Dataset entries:

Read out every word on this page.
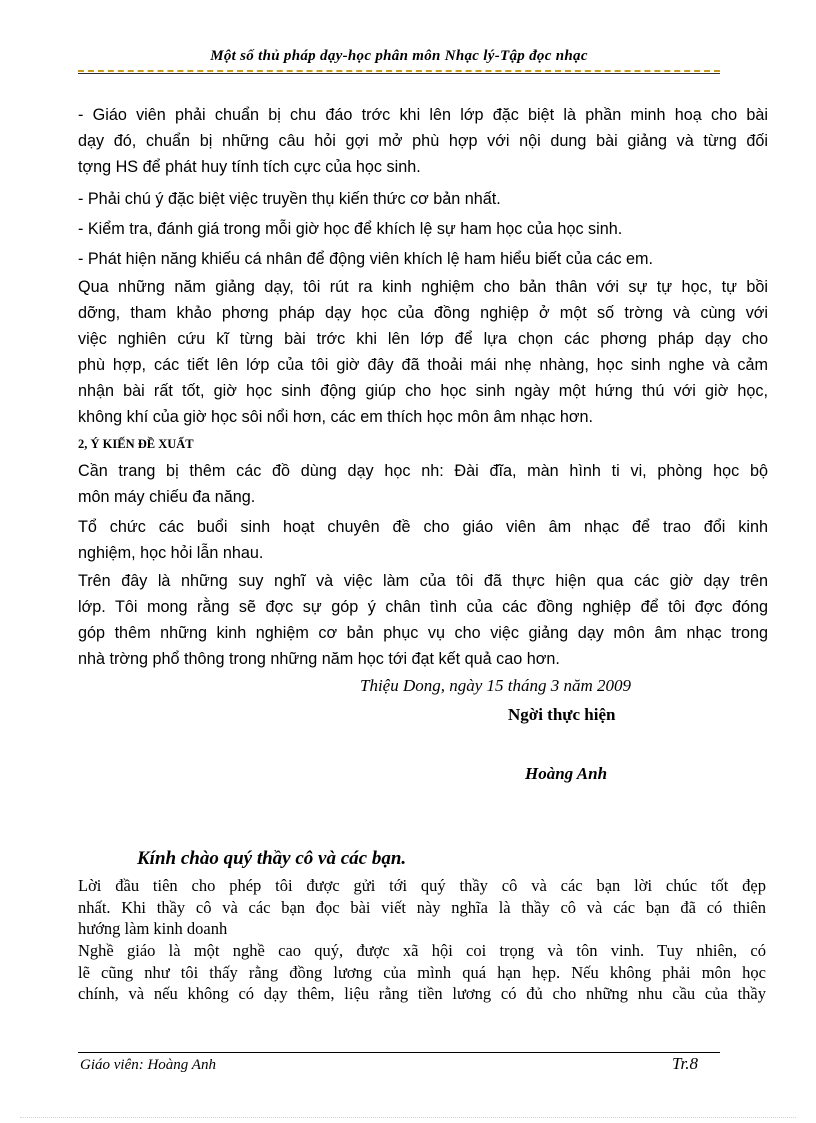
Một số thủ pháp dạy-học phân môn Nhạc lý-Tập đọc nhạc
- Giáo viên phải chuẩn bị chu đáo trớc khi lên lớp đặc biệt là phần minh hoạ cho bài
dạy đó, chuẩn bị những câu hỏi gợi mở phù hợp với nội dung bài giảng và từng đối
tợng HS để phát huy tính tích cực của học sinh.
- Phải chú ý đặc biệt việc truyền thụ kiến thức cơ bản nhất.
- Kiểm tra, đánh giá trong mỗi giờ học để khích lệ sự ham học của học sinh.
- Phát hiện năng khiếu cá nhân để động viên khích lệ ham hiểu biết của các em.
Qua những năm giảng dạy, tôi rút ra kinh nghiệm cho bản thân với sự tự học, tự bồi
dỡng, tham khảo phơng pháp dạy học của đồng nghiệp ở một số trờng và cùng với
việc nghiên cứu kĩ từng bài trớc khi lên lớp để lựa chọn các phơng pháp dạy cho
phù hợp, các tiết lên lớp của tôi giờ đây đã thoải mái nhẹ nhàng, học sinh nghe và cảm
nhận bài rất tốt, giờ học sinh động giúp cho học sinh ngày một hứng thú với giờ học,
không khí của giờ học sôi nổi hơn, các em thích học môn âm nhạc hơn.
2, Ý KIẾN ĐỀ XUẤT
Cần trang bị thêm các đồ dùng dạy học nh: Đài đĩa, màn hình ti vi, phòng học bộ
môn máy chiếu đa năng.
Tổ chức các buổi sinh hoạt chuyên đề cho giáo viên âm nhạc để trao đổi kinh
nghiệm, học hỏi lẫn nhau.
Trên đây là những suy nghĩ và việc làm của tôi đã thực hiện qua các giờ dạy trên
lớp. Tôi mong rằng sẽ đợc sự góp ý chân tình của các đồng nghiệp để tôi đợc đóng
góp thêm những kinh nghiệm cơ bản phục vụ cho việc giảng dạy môn âm nhạc trong
nhà trờng phổ thông trong những năm học tới đạt kết quả cao hơn.
Thiệu Dong, ngày 15 tháng 3 năm 2009
Ngời thực hiện
Hoàng Anh
Kính chào quý thầy cô và các bạn.
Lời đầu tiên cho phép tôi được gửi tới quý thầy cô và các bạn lời chúc tốt đẹp
nhất. Khi thầy cô và các bạn đọc bài viết này nghĩa là thầy cô và các bạn đã có thiên
hướng làm kinh doanh
Nghề giáo là một nghề cao quý, được xã hội coi trọng và tôn vinh. Tuy nhiên, có
lẽ cũng như tôi thấy rằng đồng lương của mình quá hạn hẹp. Nếu không phải môn học
chính, và nếu không có dạy thêm, liệu rằng tiền lương có đủ cho những nhu cầu của thầy
Giáo viên: Hoàng Anh	Tr.8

## YOUR OBJECTIVE:
Give every line back word for word and leave the pictures out.

## SOLUTION BELOW:
Read out every word on this page.
Một số thủ pháp dạy-học phân môn Nhạc lý-Tập đọc nhạc
- Giáo viên phải chuẩn bị chu đáo trớc khi lên lớp đặc biệt là phần minh hoạ cho bài
dạy đó, chuẩn bị những câu hỏi gợi mở phù hợp với nội dung bài giảng và từng đối
tợng HS để phát huy tính tích cực của học sinh.
- Phải chú ý đặc biệt việc truyền thụ kiến thức cơ bản nhất.
- Kiểm tra, đánh giá trong mỗi giờ học để khích lệ sự ham học của học sinh.
- Phát hiện năng khiếu cá nhân để động viên khích lệ ham hiểu biết của các em.
Qua những năm giảng dạy, tôi rút ra kinh nghiệm cho bản thân với sự tự học, tự bồi
dỡng, tham khảo phơng pháp dạy học của đồng nghiệp ở một số trờng và cùng với
việc nghiên cứu kĩ từng bài trớc khi lên lớp để lựa chọn các phơng pháp dạy cho
phù hợp, các tiết lên lớp của tôi giờ đây đã thoải mái nhẹ nhàng, học sinh nghe và cảm
nhận bài rất tốt, giờ học sinh động giúp cho học sinh ngày một hứng thú với giờ học,
không khí của giờ học sôi nổi hơn, các em thích học môn âm nhạc hơn.
2, Ý KIẾN ĐỀ XUẤT
Cần trang bị thêm các đồ dùng dạy học nh: Đài đĩa, màn hình ti vi, phòng học bộ
môn máy chiếu đa năng.
Tổ chức các buổi sinh hoạt chuyên đề cho giáo viên âm nhạc để trao đổi kinh
nghiệm, học hỏi lẫn nhau.
Trên đây là những suy nghĩ và việc làm của tôi đã thực hiện qua các giờ dạy trên
lớp. Tôi mong rằng sẽ đợc sự góp ý chân tình của các đồng nghiệp để tôi đợc đóng
góp thêm những kinh nghiệm cơ bản phục vụ cho việc giảng dạy môn âm nhạc trong
nhà trờng phổ thông trong những năm học tới đạt kết quả cao hơn.
Thiệu Dong, ngày 15 tháng 3 năm 2009
Ngời thực hiện
Hoàng Anh
Kính chào quý thầy cô và các bạn.
Lời đầu tiên cho phép tôi được gửi tới quý thầy cô và các bạn lời chúc tốt đẹp
nhất. Khi thầy cô và các bạn đọc bài viết này nghĩa là thầy cô và các bạn đã có thiên
hướng làm kinh doanh
Nghề giáo là một nghề cao quý, được xã hội coi trọng và tôn vinh. Tuy nhiên, có
lẽ cũng như tôi thấy rằng đồng lương của mình quá hạn hẹp. Nếu không phải môn học
chính, và nếu không có dạy thêm, liệu rằng tiền lương có đủ cho những nhu cầu của thầy
Giáo viên: Hoàng Anh	Tr.8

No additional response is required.